- **TASK INPUTS**:
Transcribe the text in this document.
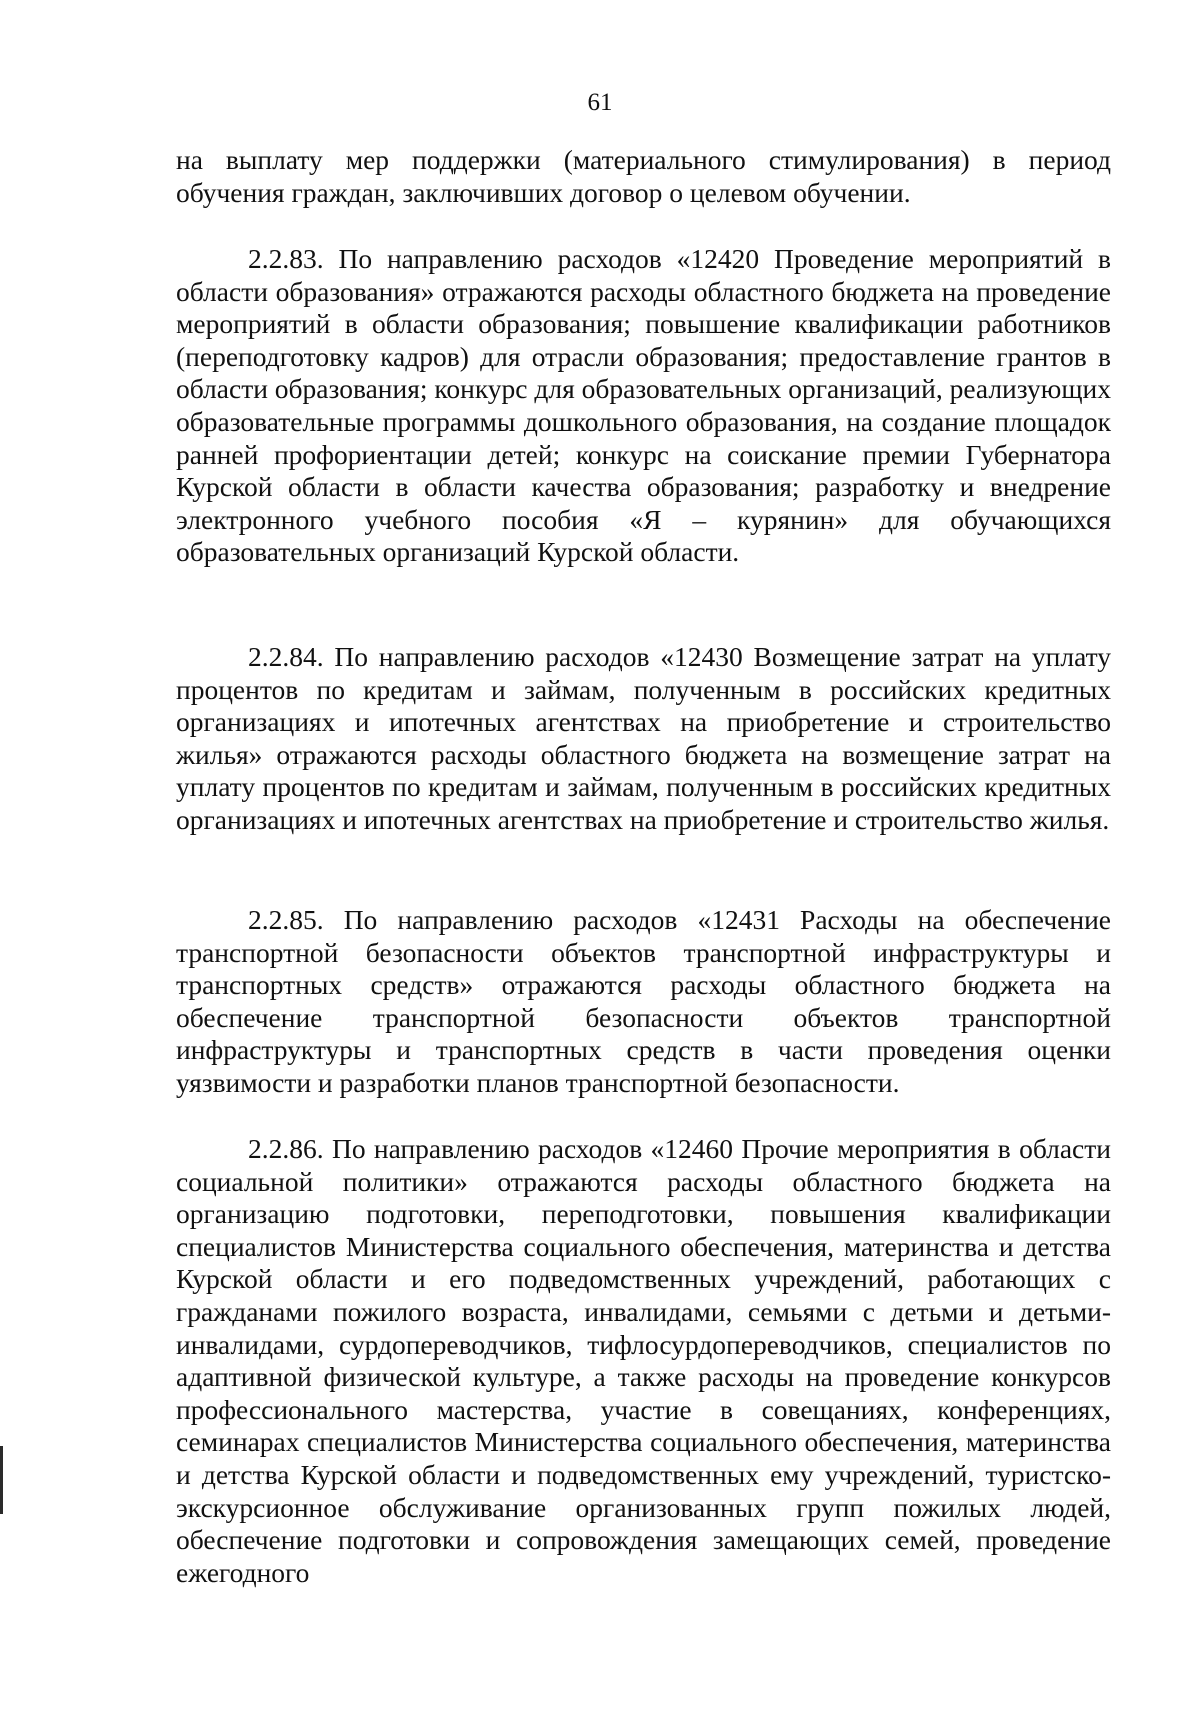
61

на выплату мер поддержки (материального стимулирования) в период обучения граждан, заключивших договор о целевом обучении.

2.2.83. По направлению расходов «12420 Проведение мероприятий в области образования» отражаются расходы областного бюджета на проведение мероприятий в области образования; повышение квалификации работников (переподготовку кадров) для отрасли образования; предоставление грантов в области образования; конкурс для образовательных организаций, реализующих образовательные программы дошкольного образования, на создание площадок ранней профориентации детей; конкурс на соискание премии Губернатора Курской области в области качества образования; разработку и внедрение электронного учебного пособия «Я – курянин» для обучающихся образовательных организаций Курской области.

2.2.84. По направлению расходов «12430 Возмещение затрат на уплату процентов по кредитам и займам, полученным в российских кредитных организациях и ипотечных агентствах на приобретение и строительство жилья» отражаются расходы областного бюджета на возмещение затрат на уплату процентов по кредитам и займам, полученным в российских кредитных организациях и ипотечных агентствах на приобретение и строительство жилья.

2.2.85. По направлению расходов «12431 Расходы на обеспечение транспортной безопасности объектов транспортной инфраструктуры и транспортных средств» отражаются расходы областного бюджета на обеспечение транспортной безопасности объектов транспортной инфраструктуры и транспортных средств в части проведения оценки уязвимости и разработки планов транспортной безопасности.

2.2.86. По направлению расходов «12460 Прочие мероприятия в области социальной политики» отражаются расходы областного бюджета на организацию подготовки, переподготовки, повышения квалификации специалистов Министерства социального обеспечения, материнства и детства Курской области и его подведомственных учреждений, работающих с гражданами пожилого возраста, инвалидами, семьями с детьми и детьми-инвалидами, сурдопереводчиков, тифлосурдопереводчиков, специалистов по адаптивной физической культуре, а также расходы на проведение конкурсов профессионального мастерства, участие в совещаниях, конференциях, семинарах специалистов Министерства социального обеспечения, материнства и детства Курской области и подведомственных ему учреждений, туристско-экскурсионное обслуживание организованных групп пожилых людей, обеспечение подготовки и сопровождения замещающих семей, проведение ежегодного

- **PROBLEM TO SOLVE**:
Count each line of the entries that holds the word "квалификации", then state the total and nothing more.

- **REPLY TO THE TASK**:
2